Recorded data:
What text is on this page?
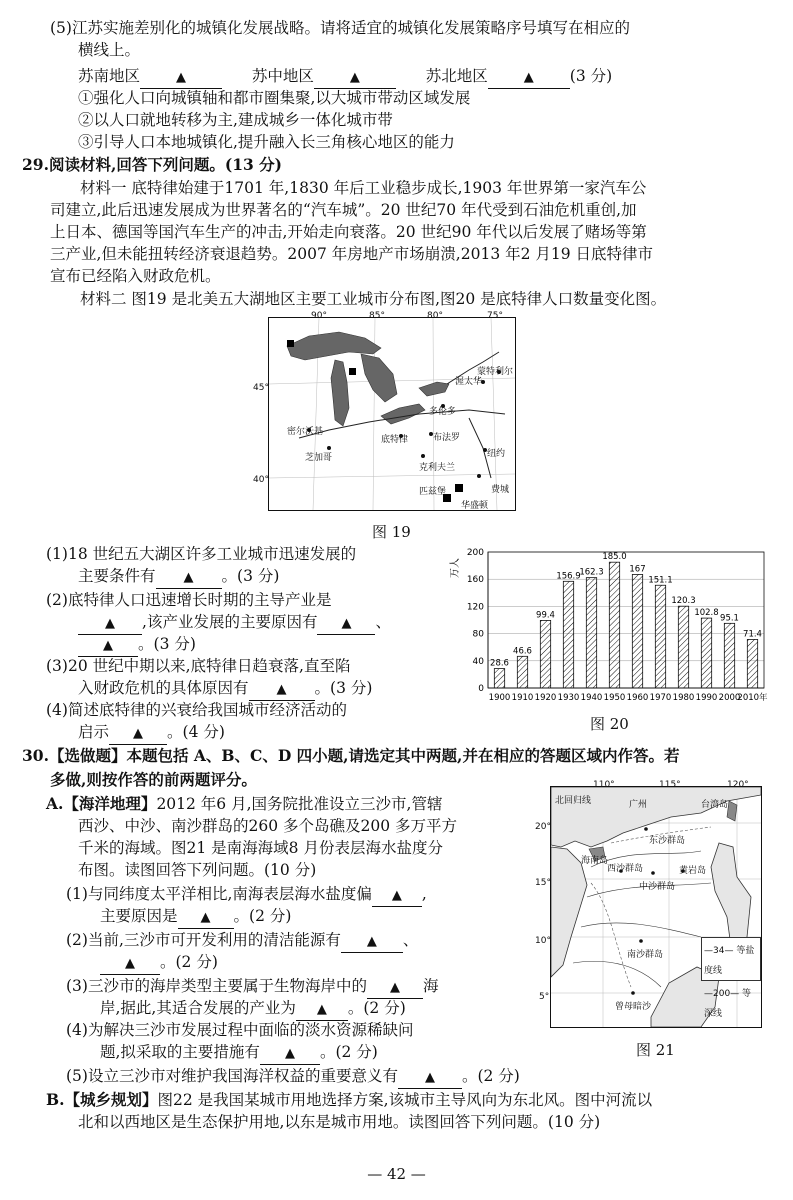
(5)江苏实施差别化的城镇化发展战略。请将适宜的城镇化发展策略序号填写在相应的
横线上。
苏南地区	▲	苏中地区	▲	苏北地区	▲ (3 分)
①强化人口向城镇轴和都市圈集聚,以大城市带动区域发展
②以人口就地转移为主,建成城乡一体化城市带
③引导人口本地城镇化,提升融入长三角核心地区的能力
29.阅读材料,回答下列问题。(13 分)
材料一 底特律始建于1701 年,1830 年后工业稳步成长,1903 年世界第一家汽车公
司建立,此后迅速发展成为世界著名的“汽车城”。20 世纪70 年代受到石油危机重创,加
上日本、德国等国汽车生产的冲击,开始走向衰落。20 世纪90 年代以后发展了赌场等第
三产业,但未能扭转经济衰退趋势。2007 年房地产市场崩溃,2013 年2 月19 日底特律市
宣布已经陷入财政危机。
材料二 图19 是北美五大湖地区主要工业城市分布图,图20 是底特律人口数量变化图。
90°	85°	80°	75°
45°
40°
蒙特利尔
渥太华
多伦多
密尔沃基
底特律
芝加哥
布法罗
克利夫兰
纽约
匹兹堡
华盛顿
费城
图 19
(1)18 世纪五大湖区许多工业城市迅速发展的
主要条件有 ▲ 。(3 分)
(2)底特律人口迅速增长时期的主导产业是
▲ ,该产业发展的主要原因有 ▲ 、
▲ 。(3 分)
(3)20 世纪中期以来,底特律日趋衰落,直至陷
入财政危机的具体原因有 ▲ 。(3 分)
(4)简述底特律的兴衰给我国城市经济活动的
启示 ▲ 。(4 分)
0
40
80
120
160
200
万人
28.6
1900
46.6
1910
99.4
1920
156.9
1930
162.3
1940
185.0
1950
167
1960
151.1
1970
120.3
1980
102.8
1990
95.1
2000
71.4
2010年
图 20
30.【选做题】本题包括 A、B、C、D 四小题,请选定其中两题,并在相应的答题区域内作答。若
多做,则按作答的前两题评分。
A.【海洋地理】2012 年6 月,国务院批准设立三沙市,管辖
西沙、中沙、南沙群岛的260 多个岛礁及200 多万平方
千米的海域。图21 是南海海域8 月份表层海水盐度分
布图。读图回答下列问题。(10 分)
(1)与同纬度太平洋相比,南海表层海水盐度偏 ▲ ,
主要原因是 ▲ 。(2 分)
(2)当前,三沙市可开发利用的清洁能源有 ▲ 、
▲ 。(2 分)
(3)三沙市的海岸类型主要属于生物海岸中的 ▲ 海
岸,据此,其适合发展的产业为 ▲ 。(2 分)
(4)为解决三沙市发展过程中面临的淡水资源稀缺问
题,拟采取的主要措施有 ▲ 。(2 分)
(5)设立三沙市对维护我国海洋权益的重要意义有 ▲ 。(2 分)
110°	115°	120°
20°
15°
10°
5°
北回归线	广州	台湾岛
海南岛
东沙群岛
西沙群岛
中沙群岛
黄岩岛
南沙群岛
曾母暗沙
—34— 等盐度线
—200— 等深线
图 21
B.【城乡规划】图22 是我国某城市用地选择方案,该城市主导风向为东北风。图中河流以
北和以西地区是生态保护用地,以东是城市用地。读图回答下列问题。(10 分)
— 42 —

Given task
Leave out the pictures and output every record above precisely as given.

Exercise result
What text is on this page?
(5)江苏实施差别化的城镇化发展战略。请将适宜的城镇化发展策略序号填写在相应的
横线上。
苏南地区	▲	苏中地区	▲	苏北地区	▲ (3 分)
①强化人口向城镇轴和都市圈集聚,以大城市带动区域发展
②以人口就地转移为主,建成城乡一体化城市带
③引导人口本地城镇化,提升融入长三角核心地区的能力
29.阅读材料,回答下列问题。(13 分)
材料一 底特律始建于1701 年,1830 年后工业稳步成长,1903 年世界第一家汽车公
司建立,此后迅速发展成为世界著名的“汽车城”。20 世纪70 年代受到石油危机重创,加
上日本、德国等国汽车生产的冲击,开始走向衰落。20 世纪90 年代以后发展了赌场等第
三产业,但未能扭转经济衰退趋势。2007 年房地产市场崩溃,2013 年2 月19 日底特律市
宣布已经陷入财政危机。
材料二 图19 是北美五大湖地区主要工业城市分布图,图20 是底特律人口数量变化图。
90°	85°	80°	75°
45°
40°
蒙特利尔
渥太华
多伦多
密尔沃基
底特律
芝加哥
布法罗
克利夫兰
纽约
匹兹堡
华盛顿
费城
图 19
(1)18 世纪五大湖区许多工业城市迅速发展的
主要条件有 ▲ 。(3 分)
(2)底特律人口迅速增长时期的主导产业是
▲ ,该产业发展的主要原因有 ▲ 、
▲ 。(3 分)
(3)20 世纪中期以来,底特律日趋衰落,直至陷
入财政危机的具体原因有 ▲ 。(3 分)
(4)简述底特律的兴衰给我国城市经济活动的
启示 ▲ 。(4 分)
0
40
80
120
160
200
万人
28.6
1900
46.6
1910
99.4
1920
156.9
1930
162.3
1940
185.0
1950
167
1960
151.1
1970
120.3
1980
102.8
1990
95.1
2000
71.4
2010年
图 20
30.【选做题】本题包括 A、B、C、D 四小题,请选定其中两题,并在相应的答题区域内作答。若
多做,则按作答的前两题评分。
A.【海洋地理】2012 年6 月,国务院批准设立三沙市,管辖
西沙、中沙、南沙群岛的260 多个岛礁及200 多万平方
千米的海域。图21 是南海海域8 月份表层海水盐度分
布图。读图回答下列问题。(10 分)
(1)与同纬度太平洋相比,南海表层海水盐度偏 ▲ ,
主要原因是 ▲ 。(2 分)
(2)当前,三沙市可开发利用的清洁能源有 ▲ 、
▲ 。(2 分)
(3)三沙市的海岸类型主要属于生物海岸中的 ▲ 海
岸,据此,其适合发展的产业为 ▲ 。(2 分)
(4)为解决三沙市发展过程中面临的淡水资源稀缺问
题,拟采取的主要措施有 ▲ 。(2 分)
(5)设立三沙市对维护我国海洋权益的重要意义有 ▲ 。(2 分)
110°	115°	120°
20°
15°
10°
5°
北回归线	广州	台湾岛
海南岛
东沙群岛
西沙群岛
中沙群岛
黄岩岛
南沙群岛
曾母暗沙
—34— 等盐度线
—200— 等深线
图 21
B.【城乡规划】图22 是我国某城市用地选择方案,该城市主导风向为东北风。图中河流以
北和以西地区是生态保护用地,以东是城市用地。读图回答下列问题。(10 分)
— 42 —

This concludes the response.